== Exercise ==
What is the number of lines in the data that hold the string "triangle"? Reply with that number only.
++++ Material for this exercise
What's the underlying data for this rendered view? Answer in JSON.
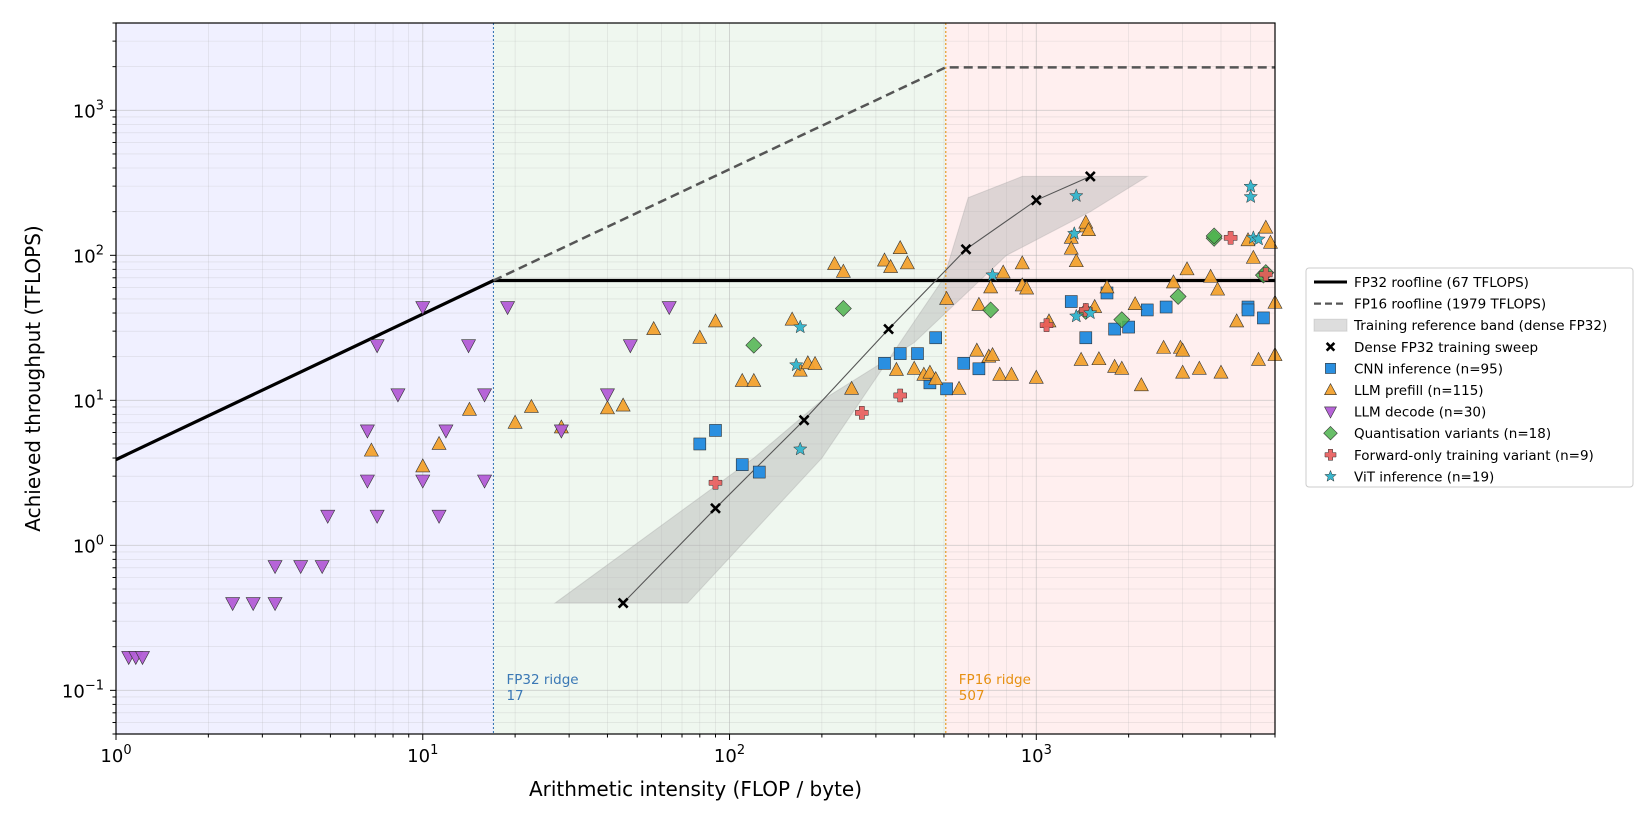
{
  "chart_data": {
    "type": "scatter",
    "title": "",
    "xlabel": "Arithmetic intensity (FLOP / byte)",
    "ylabel": "Achieved throughput (TFLOPS)",
    "x_scale": "log",
    "y_scale": "log",
    "xlim": [
      1,
      6000
    ],
    "ylim": [
      0.05,
      4000
    ],
    "x_ticks": [
      {
        "value": 1,
        "base": "10",
        "exp": "0"
      },
      {
        "value": 10,
        "base": "10",
        "exp": "1"
      },
      {
        "value": 100,
        "base": "10",
        "exp": "2"
      },
      {
        "value": 1000,
        "base": "10",
        "exp": "3"
      }
    ],
    "y_ticks": [
      {
        "value": 0.1,
        "base": "10",
        "exp": "−1"
      },
      {
        "value": 1,
        "base": "10",
        "exp": "0"
      },
      {
        "value": 10,
        "base": "10",
        "exp": "1"
      },
      {
        "value": 100,
        "base": "10",
        "exp": "2"
      },
      {
        "value": 1000,
        "base": "10",
        "exp": "3"
      }
    ],
    "grid": true,
    "legend_position": "right",
    "regions": [
      {
        "from": 1,
        "to": 17,
        "color": "#e8e8ff"
      },
      {
        "from": 17,
        "to": 507,
        "color": "#e6f2e6"
      },
      {
        "from": 507,
        "to": 6000,
        "color": "#ffe6e6"
      }
    ],
    "ridges": [
      {
        "label": "FP32 ridge",
        "value_text": "17",
        "x": 17,
        "color": "#3a78b5"
      },
      {
        "label": "FP16 ridge",
        "value_text": "507",
        "x": 507,
        "color": "#e69012"
      }
    ],
    "rooflines": [
      {
        "name": "FP32 roofline (67 TFLOPS)",
        "style": "solid",
        "color": "#000000",
        "points": [
          [
            1,
            3.9
          ],
          [
            17,
            67
          ],
          [
            6000,
            67
          ]
        ]
      },
      {
        "name": "FP16 roofline (1979 TFLOPS)",
        "style": "dashed",
        "color": "#555555",
        "points": [
          [
            17,
            67
          ],
          [
            507,
            1979
          ],
          [
            6000,
            1979
          ]
        ]
      }
    ],
    "band": {
      "name": "Training reference band (dense FP32)",
      "color": "#b4b4b4",
      "polygon": [
        [
          27,
          0.4
        ],
        [
          73,
          0.4
        ],
        [
          200,
          4
        ],
        [
          500,
          70
        ],
        [
          600,
          250
        ],
        [
          900,
          350
        ],
        [
          1500,
          350
        ],
        [
          2300,
          350
        ],
        [
          1500,
          200
        ],
        [
          800,
          100
        ],
        [
          400,
          25
        ],
        [
          200,
          10
        ],
        [
          120,
          4
        ]
      ]
    },
    "series": [
      {
        "name": "Dense FP32 training sweep",
        "marker": "x",
        "color": "#000000",
        "line": true,
        "points": [
          [
            45,
            0.4
          ],
          [
            90,
            1.8
          ],
          [
            175,
            7.3
          ],
          [
            330,
            31
          ],
          [
            590,
            110
          ],
          [
            1000,
            240
          ],
          [
            1500,
            350
          ]
        ]
      },
      {
        "name": "CNN inference (n=95)",
        "marker": "square",
        "color": "#2a8fe0",
        "points": [
          [
            80,
            5
          ],
          [
            90,
            6.2
          ],
          [
            110,
            3.6
          ],
          [
            125,
            3.2
          ],
          [
            320,
            18
          ],
          [
            360,
            21
          ],
          [
            410,
            21
          ],
          [
            450,
            13.2
          ],
          [
            470,
            27
          ],
          [
            510,
            12
          ],
          [
            580,
            18
          ],
          [
            650,
            16.5
          ],
          [
            1300,
            48
          ],
          [
            1450,
            27
          ],
          [
            1700,
            55
          ],
          [
            1800,
            31
          ],
          [
            2000,
            32
          ],
          [
            2300,
            42
          ],
          [
            2650,
            44
          ],
          [
            4900,
            44
          ],
          [
            4900,
            42
          ],
          [
            5500,
            37
          ]
        ]
      },
      {
        "name": "LLM prefill (n=115)",
        "marker": "triangle-up",
        "color": "#f2a12e",
        "points": [
          [
            6.8,
            4.5
          ],
          [
            10,
            3.5
          ],
          [
            11.3,
            5
          ],
          [
            14.2,
            8.6
          ],
          [
            20,
            7
          ],
          [
            22.6,
            9
          ],
          [
            28.3,
            6.5
          ],
          [
            40,
            8.8
          ],
          [
            45,
            9.2
          ],
          [
            56.6,
            31
          ],
          [
            80,
            27
          ],
          [
            90,
            35
          ],
          [
            110,
            13.6
          ],
          [
            120,
            13.6
          ],
          [
            160,
            36
          ],
          [
            170,
            16
          ],
          [
            180,
            18
          ],
          [
            190,
            17.8
          ],
          [
            220,
            87
          ],
          [
            235,
            77
          ],
          [
            250,
            12
          ],
          [
            320,
            92
          ],
          [
            335,
            83
          ],
          [
            350,
            16.2
          ],
          [
            360,
            112
          ],
          [
            380,
            88
          ],
          [
            400,
            16.5
          ],
          [
            430,
            15
          ],
          [
            450,
            15.5
          ],
          [
            470,
            14
          ],
          [
            510,
            50
          ],
          [
            560,
            12
          ],
          [
            640,
            22
          ],
          [
            650,
            45.5
          ],
          [
            700,
            20
          ],
          [
            710,
            60
          ],
          [
            720,
            20.5
          ],
          [
            760,
            15
          ],
          [
            780,
            76
          ],
          [
            830,
            15
          ],
          [
            900,
            88
          ],
          [
            900,
            62
          ],
          [
            930,
            59
          ],
          [
            1000,
            14.3
          ],
          [
            1100,
            35
          ],
          [
            1300,
            132
          ],
          [
            1300,
            111
          ],
          [
            1350,
            91
          ],
          [
            1400,
            19
          ],
          [
            1450,
            158
          ],
          [
            1450,
            168
          ],
          [
            1480,
            149
          ],
          [
            1550,
            44
          ],
          [
            1600,
            19.2
          ],
          [
            1700,
            60
          ],
          [
            1800,
            17
          ],
          [
            1900,
            16.5
          ],
          [
            2100,
            46
          ],
          [
            2200,
            12.7
          ],
          [
            2600,
            23
          ],
          [
            2800,
            65
          ],
          [
            2950,
            23
          ],
          [
            3000,
            15.5
          ],
          [
            3000,
            22
          ],
          [
            3100,
            80
          ],
          [
            3400,
            16.5
          ],
          [
            3700,
            71
          ],
          [
            3900,
            58
          ],
          [
            4000,
            15.5
          ],
          [
            4500,
            35
          ],
          [
            4900,
            127
          ],
          [
            5100,
            96
          ],
          [
            5300,
            19
          ],
          [
            5600,
            155
          ],
          [
            5800,
            122
          ],
          [
            6000,
            47
          ],
          [
            6000,
            20.5
          ]
        ]
      },
      {
        "name": "LLM decode (n=30)",
        "marker": "triangle-down",
        "color": "#b25cd6",
        "points": [
          [
            1.1,
            0.17
          ],
          [
            1.16,
            0.17
          ],
          [
            1.22,
            0.17
          ],
          [
            2.4,
            0.4
          ],
          [
            2.8,
            0.4
          ],
          [
            3.3,
            0.4
          ],
          [
            3.3,
            0.72
          ],
          [
            4,
            0.72
          ],
          [
            4.7,
            0.72
          ],
          [
            4.9,
            1.6
          ],
          [
            6.6,
            6.2
          ],
          [
            6.6,
            2.8
          ],
          [
            7.1,
            24
          ],
          [
            7.1,
            1.6
          ],
          [
            8.3,
            11
          ],
          [
            10,
            44
          ],
          [
            10,
            2.8
          ],
          [
            11.3,
            1.6
          ],
          [
            11.9,
            6.2
          ],
          [
            14.1,
            24
          ],
          [
            15.9,
            11
          ],
          [
            15.9,
            2.8
          ],
          [
            18.9,
            44
          ],
          [
            28.3,
            6.2
          ],
          [
            40,
            11
          ],
          [
            47.5,
            24
          ],
          [
            63.6,
            44
          ]
        ]
      },
      {
        "name": "Quantisation variants (n=18)",
        "marker": "diamond",
        "color": "#4eb34e",
        "points": [
          [
            120,
            24
          ],
          [
            235,
            43
          ],
          [
            710,
            42
          ],
          [
            1450,
            41
          ],
          [
            1900,
            36
          ],
          [
            2900,
            52
          ],
          [
            3800,
            131
          ],
          [
            3800,
            136
          ],
          [
            5500,
            73
          ],
          [
            5600,
            76
          ]
        ]
      },
      {
        "name": "Forward-only training variant (n=9)",
        "marker": "plus",
        "color": "#e85a5a",
        "points": [
          [
            90,
            2.7
          ],
          [
            270,
            8.2
          ],
          [
            360,
            10.8
          ],
          [
            1080,
            33
          ],
          [
            1450,
            42
          ],
          [
            4300,
            132
          ],
          [
            5600,
            74
          ]
        ]
      },
      {
        "name": "ViT inference (n=19)",
        "marker": "star",
        "color": "#3ab6cc",
        "points": [
          [
            165,
            17.5
          ],
          [
            170,
            32
          ],
          [
            170,
            4.6
          ],
          [
            720,
            73
          ],
          [
            1330,
            141
          ],
          [
            1350,
            257
          ],
          [
            1350,
            38
          ],
          [
            1500,
            40
          ],
          [
            5000,
            298
          ],
          [
            5000,
            253
          ],
          [
            5100,
            132
          ],
          [
            5300,
            129
          ]
        ]
      }
    ]
  }
}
++++++++
== Solution for this exercise ==
2